» Required task
The records below should be written out again, exactly.
___ Dataset extract
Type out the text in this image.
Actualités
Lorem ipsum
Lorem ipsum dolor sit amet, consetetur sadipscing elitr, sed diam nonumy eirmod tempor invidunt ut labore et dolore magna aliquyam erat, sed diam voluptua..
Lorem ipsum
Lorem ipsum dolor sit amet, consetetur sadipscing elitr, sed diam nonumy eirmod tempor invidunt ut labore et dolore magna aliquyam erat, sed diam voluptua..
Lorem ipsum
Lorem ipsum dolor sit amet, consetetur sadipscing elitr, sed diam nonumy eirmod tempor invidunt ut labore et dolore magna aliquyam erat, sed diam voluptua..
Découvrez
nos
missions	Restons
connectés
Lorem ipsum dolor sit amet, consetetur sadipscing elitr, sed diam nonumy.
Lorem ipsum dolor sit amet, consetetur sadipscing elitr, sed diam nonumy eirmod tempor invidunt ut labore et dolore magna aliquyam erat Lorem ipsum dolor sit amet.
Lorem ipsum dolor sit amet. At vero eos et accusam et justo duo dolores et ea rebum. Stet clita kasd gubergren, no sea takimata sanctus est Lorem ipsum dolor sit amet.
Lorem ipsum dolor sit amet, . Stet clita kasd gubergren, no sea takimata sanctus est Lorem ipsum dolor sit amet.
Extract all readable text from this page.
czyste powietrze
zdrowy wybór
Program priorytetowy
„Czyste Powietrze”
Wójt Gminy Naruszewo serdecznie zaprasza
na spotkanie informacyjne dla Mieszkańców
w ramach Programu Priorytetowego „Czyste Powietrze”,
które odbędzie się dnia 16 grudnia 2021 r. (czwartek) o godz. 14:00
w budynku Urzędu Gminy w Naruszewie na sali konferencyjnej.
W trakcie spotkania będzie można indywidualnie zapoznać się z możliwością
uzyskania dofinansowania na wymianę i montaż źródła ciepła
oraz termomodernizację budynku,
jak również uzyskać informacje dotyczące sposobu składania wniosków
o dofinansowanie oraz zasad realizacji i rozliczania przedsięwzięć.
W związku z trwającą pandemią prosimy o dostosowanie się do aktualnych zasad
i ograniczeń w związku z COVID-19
______
» Result
Type out the text in this image.
Actualités
Lorem ipsum
Lorem ipsum dolor sit amet, consetetur sadipscing elitr, sed diam nonumy eirmod tempor invidunt ut labore et dolore magna aliquyam erat, sed diam voluptua..
Lorem ipsum
Lorem ipsum dolor sit amet, consetetur sadipscing elitr, sed diam nonumy eirmod tempor invidunt ut labore et dolore magna aliquyam erat, sed diam voluptua..
Lorem ipsum
Lorem ipsum dolor sit amet, consetetur sadipscing elitr, sed diam nonumy eirmod tempor invidunt ut labore et dolore magna aliquyam erat, sed diam voluptua..
Découvrez
nos
missions	Restons
connectés
Lorem ipsum dolor sit amet, consetetur sadipscing elitr, sed diam nonumy.
Lorem ipsum dolor sit amet, consetetur sadipscing elitr, sed diam nonumy eirmod tempor invidunt ut labore et dolore magna aliquyam erat Lorem ipsum dolor sit amet.
Lorem ipsum dolor sit amet. At vero eos et accusam et justo duo dolores et ea rebum. Stet clita kasd gubergren, no sea takimata sanctus est Lorem ipsum dolor sit amet.
Lorem ipsum dolor sit amet, . Stet clita kasd gubergren, no sea takimata sanctus est Lorem ipsum dolor sit amet.
Extract all readable text from this page.
czyste powietrze
zdrowy wybór
Program priorytetowy
„Czyste Powietrze”
Wójt Gminy Naruszewo serdecznie zaprasza
na spotkanie informacyjne dla Mieszkańców
w ramach Programu Priorytetowego „Czyste Powietrze”,
które odbędzie się dnia 16 grudnia 2021 r. (czwartek) o godz. 14:00
w budynku Urzędu Gminy w Naruszewie na sali konferencyjnej.
W trakcie spotkania będzie można indywidualnie zapoznać się z możliwością
uzyskania dofinansowania na wymianę i montaż źródła ciepła
oraz termomodernizację budynku,
jak również uzyskać informacje dotyczące sposobu składania wniosków
o dofinansowanie oraz zasad realizacji i rozliczania przedsięwzięć.
W związku z trwającą pandemią prosimy o dostosowanie się do aktualnych zasad
i ograniczeń w związku z COVID-19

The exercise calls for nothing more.